## Problem to work on
State how many lines of the entries below hold the word "MINGGU"; reply with nothing but the number.
-- START OF Supplied data --
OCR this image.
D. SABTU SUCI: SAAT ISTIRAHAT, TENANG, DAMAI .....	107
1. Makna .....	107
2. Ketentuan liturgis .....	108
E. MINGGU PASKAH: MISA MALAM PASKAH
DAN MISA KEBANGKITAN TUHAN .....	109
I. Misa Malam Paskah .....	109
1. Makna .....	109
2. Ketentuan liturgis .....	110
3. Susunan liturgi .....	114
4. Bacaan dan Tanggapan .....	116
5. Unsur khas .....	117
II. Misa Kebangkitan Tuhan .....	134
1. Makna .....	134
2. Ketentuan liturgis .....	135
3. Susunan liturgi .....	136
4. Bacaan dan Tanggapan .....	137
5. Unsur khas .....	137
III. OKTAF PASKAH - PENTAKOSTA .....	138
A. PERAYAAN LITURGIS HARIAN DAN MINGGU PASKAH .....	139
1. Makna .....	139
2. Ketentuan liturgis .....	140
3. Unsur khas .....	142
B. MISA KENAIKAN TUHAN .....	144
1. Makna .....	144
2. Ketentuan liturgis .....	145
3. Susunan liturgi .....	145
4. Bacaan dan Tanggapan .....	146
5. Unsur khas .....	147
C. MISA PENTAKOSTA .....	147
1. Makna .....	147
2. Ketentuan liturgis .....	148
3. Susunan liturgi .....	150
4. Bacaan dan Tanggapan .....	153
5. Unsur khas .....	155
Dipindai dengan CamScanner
-- END OF Supplied data --
## Task answer
2